━━━━━ RAW DATA ━━━━━

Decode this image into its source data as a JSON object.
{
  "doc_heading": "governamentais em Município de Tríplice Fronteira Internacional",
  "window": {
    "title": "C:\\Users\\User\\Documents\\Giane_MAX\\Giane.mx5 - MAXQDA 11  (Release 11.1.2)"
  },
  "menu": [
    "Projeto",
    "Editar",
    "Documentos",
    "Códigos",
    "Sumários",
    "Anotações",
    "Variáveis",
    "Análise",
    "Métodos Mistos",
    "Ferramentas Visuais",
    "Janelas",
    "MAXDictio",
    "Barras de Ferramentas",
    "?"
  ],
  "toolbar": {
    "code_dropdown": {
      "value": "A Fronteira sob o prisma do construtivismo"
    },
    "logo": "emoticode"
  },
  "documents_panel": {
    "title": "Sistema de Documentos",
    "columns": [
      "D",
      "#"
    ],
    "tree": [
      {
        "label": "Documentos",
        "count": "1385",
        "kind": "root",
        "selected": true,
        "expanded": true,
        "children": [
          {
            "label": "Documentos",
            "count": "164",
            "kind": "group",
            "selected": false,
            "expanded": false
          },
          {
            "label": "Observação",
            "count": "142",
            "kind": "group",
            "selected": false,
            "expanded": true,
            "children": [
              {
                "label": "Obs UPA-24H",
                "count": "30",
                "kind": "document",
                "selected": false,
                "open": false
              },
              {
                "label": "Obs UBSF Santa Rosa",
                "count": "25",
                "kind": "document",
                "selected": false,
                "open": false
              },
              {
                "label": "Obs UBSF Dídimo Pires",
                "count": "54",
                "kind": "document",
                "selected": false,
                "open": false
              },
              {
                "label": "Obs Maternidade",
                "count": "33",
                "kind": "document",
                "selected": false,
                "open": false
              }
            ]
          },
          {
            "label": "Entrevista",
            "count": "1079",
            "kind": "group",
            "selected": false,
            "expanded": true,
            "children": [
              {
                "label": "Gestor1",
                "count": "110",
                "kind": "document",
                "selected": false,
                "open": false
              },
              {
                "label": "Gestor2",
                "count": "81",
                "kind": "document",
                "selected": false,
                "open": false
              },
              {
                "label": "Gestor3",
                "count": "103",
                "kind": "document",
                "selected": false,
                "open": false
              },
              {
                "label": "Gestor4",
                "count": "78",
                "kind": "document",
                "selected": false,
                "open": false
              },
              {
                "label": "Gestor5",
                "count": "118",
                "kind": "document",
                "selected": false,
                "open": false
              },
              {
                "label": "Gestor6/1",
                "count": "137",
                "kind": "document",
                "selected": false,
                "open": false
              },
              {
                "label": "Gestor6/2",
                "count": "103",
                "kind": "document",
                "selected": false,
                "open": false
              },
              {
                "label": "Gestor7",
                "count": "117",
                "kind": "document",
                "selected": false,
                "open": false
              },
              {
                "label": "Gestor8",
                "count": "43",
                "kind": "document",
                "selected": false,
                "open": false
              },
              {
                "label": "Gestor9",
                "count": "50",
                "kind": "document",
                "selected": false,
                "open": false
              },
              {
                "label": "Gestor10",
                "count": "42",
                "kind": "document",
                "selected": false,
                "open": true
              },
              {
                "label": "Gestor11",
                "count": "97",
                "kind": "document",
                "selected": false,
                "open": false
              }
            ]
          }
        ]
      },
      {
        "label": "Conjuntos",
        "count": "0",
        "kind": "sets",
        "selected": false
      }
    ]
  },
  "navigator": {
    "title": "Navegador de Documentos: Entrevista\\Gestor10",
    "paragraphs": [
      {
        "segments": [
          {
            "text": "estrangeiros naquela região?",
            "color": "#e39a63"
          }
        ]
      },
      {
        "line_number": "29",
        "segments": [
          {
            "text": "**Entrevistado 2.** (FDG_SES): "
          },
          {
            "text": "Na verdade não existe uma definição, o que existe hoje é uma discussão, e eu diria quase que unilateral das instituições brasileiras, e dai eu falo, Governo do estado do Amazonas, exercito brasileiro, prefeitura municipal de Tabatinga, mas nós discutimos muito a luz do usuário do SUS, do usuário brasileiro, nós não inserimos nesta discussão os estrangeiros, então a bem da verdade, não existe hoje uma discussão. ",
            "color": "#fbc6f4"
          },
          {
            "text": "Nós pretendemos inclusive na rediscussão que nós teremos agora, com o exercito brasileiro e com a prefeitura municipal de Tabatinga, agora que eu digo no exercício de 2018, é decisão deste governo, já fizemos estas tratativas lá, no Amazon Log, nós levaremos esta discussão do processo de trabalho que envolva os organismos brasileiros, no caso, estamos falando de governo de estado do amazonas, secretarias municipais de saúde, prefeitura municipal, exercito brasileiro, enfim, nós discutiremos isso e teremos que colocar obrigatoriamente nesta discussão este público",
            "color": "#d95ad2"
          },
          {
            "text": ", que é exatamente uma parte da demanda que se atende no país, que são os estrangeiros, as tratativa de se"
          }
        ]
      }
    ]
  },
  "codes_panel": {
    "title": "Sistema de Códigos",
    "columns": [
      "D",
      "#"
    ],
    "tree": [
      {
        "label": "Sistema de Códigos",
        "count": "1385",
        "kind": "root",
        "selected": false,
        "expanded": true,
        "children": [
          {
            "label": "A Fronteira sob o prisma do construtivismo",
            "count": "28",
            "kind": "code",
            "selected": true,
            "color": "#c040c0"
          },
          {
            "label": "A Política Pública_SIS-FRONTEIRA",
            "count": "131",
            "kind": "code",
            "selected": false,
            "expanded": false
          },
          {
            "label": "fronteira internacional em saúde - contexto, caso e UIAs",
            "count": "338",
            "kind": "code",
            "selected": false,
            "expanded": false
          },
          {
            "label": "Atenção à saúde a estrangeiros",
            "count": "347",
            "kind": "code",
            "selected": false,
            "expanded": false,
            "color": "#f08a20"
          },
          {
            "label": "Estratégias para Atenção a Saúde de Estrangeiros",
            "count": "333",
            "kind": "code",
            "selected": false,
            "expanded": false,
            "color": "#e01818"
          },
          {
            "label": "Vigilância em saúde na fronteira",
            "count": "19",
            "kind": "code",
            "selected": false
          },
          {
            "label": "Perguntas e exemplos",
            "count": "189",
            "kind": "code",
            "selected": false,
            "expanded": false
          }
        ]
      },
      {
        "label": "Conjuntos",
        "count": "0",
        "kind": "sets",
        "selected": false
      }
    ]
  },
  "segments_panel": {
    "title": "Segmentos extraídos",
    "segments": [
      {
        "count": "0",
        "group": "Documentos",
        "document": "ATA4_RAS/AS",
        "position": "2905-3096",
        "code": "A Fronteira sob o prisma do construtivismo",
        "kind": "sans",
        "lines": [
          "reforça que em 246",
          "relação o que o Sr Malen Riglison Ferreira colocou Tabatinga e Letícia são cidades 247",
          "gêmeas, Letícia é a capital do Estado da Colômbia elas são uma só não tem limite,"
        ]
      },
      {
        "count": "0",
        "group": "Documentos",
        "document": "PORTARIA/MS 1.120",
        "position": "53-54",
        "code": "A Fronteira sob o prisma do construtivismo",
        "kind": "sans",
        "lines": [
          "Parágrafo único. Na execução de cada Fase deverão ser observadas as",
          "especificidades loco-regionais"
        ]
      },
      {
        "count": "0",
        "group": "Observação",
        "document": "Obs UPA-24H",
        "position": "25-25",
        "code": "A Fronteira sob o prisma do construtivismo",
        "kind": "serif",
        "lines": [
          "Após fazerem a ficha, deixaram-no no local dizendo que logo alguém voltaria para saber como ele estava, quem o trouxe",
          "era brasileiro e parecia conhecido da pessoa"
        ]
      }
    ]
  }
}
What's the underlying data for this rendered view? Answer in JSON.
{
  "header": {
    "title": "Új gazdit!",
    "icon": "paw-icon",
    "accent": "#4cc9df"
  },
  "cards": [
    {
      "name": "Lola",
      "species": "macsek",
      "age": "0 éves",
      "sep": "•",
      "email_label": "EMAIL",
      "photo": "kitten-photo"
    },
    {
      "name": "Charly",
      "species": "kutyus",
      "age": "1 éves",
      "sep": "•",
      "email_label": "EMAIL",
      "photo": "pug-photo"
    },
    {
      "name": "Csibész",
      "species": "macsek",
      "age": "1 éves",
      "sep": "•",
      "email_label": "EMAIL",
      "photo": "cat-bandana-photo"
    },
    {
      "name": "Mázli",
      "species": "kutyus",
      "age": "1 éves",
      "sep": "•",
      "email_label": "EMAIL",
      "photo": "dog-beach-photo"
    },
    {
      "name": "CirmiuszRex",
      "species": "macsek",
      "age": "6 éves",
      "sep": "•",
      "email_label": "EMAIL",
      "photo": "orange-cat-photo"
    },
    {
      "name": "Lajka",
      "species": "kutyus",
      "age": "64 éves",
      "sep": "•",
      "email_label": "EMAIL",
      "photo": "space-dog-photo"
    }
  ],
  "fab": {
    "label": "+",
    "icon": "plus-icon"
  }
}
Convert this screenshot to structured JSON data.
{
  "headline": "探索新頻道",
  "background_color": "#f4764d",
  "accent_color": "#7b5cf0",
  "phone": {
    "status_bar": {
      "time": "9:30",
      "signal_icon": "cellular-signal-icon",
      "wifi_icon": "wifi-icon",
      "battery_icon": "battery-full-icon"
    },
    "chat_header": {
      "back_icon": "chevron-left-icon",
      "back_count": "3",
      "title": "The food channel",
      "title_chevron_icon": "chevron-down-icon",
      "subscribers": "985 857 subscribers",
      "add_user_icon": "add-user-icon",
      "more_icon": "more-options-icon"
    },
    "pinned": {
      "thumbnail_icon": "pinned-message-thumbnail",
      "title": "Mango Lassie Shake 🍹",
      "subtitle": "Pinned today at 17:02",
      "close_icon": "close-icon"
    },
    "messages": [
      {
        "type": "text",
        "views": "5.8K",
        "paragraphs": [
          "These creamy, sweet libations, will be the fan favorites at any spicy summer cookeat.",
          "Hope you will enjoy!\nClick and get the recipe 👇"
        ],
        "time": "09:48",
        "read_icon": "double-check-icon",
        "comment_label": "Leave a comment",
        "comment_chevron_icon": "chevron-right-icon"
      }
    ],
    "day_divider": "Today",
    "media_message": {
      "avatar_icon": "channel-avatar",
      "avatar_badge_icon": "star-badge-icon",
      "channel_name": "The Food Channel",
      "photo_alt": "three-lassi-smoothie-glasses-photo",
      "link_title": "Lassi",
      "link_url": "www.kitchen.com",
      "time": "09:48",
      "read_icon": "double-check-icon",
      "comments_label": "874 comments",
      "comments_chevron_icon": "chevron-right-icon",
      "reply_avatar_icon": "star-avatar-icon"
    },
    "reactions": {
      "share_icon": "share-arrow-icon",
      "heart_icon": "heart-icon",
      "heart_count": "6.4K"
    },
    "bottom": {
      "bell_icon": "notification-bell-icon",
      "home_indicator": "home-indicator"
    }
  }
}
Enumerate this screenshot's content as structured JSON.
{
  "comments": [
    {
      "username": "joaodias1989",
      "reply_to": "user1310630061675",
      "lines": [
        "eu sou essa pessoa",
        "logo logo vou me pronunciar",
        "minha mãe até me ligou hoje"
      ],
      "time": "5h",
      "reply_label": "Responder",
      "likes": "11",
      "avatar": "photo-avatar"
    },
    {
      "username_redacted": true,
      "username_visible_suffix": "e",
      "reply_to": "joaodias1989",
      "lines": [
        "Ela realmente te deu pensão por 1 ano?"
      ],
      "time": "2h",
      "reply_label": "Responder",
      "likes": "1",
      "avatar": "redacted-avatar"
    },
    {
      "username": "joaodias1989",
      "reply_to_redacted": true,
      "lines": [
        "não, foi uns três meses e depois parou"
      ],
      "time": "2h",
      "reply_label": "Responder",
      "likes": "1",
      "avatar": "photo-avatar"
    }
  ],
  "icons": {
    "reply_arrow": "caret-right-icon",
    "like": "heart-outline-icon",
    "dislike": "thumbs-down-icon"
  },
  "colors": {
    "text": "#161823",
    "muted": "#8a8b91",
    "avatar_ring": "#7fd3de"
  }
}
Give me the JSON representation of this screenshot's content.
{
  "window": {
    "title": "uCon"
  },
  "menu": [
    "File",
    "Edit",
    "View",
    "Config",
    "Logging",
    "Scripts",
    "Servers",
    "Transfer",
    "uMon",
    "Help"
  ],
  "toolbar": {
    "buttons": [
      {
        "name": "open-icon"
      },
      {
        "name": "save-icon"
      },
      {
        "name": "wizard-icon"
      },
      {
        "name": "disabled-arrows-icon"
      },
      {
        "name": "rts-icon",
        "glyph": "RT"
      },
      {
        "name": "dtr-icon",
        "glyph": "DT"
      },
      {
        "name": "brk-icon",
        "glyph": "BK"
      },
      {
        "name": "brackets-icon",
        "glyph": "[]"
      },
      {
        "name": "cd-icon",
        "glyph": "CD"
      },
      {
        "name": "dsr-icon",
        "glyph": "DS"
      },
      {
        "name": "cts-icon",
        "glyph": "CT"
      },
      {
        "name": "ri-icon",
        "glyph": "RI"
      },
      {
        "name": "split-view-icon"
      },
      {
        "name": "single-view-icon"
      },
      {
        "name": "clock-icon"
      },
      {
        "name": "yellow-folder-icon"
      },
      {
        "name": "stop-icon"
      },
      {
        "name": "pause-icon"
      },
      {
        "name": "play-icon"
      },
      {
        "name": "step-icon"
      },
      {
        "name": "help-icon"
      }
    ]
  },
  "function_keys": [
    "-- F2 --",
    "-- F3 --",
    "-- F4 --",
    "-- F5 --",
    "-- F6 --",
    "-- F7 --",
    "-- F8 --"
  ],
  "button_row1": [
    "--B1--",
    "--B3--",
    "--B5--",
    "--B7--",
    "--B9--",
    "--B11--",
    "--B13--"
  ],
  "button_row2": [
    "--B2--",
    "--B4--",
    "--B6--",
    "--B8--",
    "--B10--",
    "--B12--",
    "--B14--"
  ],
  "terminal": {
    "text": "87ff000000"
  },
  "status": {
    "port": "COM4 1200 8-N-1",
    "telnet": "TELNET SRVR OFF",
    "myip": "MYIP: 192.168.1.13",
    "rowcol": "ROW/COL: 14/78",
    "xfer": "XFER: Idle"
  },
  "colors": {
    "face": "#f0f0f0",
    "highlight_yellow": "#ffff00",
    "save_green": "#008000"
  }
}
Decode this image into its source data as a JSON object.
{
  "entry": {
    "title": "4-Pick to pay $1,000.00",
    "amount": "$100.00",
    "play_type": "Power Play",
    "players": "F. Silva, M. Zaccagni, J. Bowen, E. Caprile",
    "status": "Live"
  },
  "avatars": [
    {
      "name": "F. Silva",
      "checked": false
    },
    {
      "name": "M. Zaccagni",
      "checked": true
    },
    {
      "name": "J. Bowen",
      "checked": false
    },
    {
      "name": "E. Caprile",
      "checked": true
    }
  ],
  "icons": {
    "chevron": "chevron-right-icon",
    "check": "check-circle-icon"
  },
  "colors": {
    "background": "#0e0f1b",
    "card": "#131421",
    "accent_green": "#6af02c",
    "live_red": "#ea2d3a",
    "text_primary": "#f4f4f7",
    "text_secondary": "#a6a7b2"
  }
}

━━━━━

■ TASK TO COMPLETE
Scan the lines for the string "true". Copy out each line that matches.

■ CORRECT OUTPUT
        "selected": true,
        "expanded": true,
            "expanded": true,
            "expanded": true,
                "open": true
        "expanded": true,
            "selected": true,
      "username_redacted": true,
      "reply_to_redacted": true,
      "checked": true
      "checked": true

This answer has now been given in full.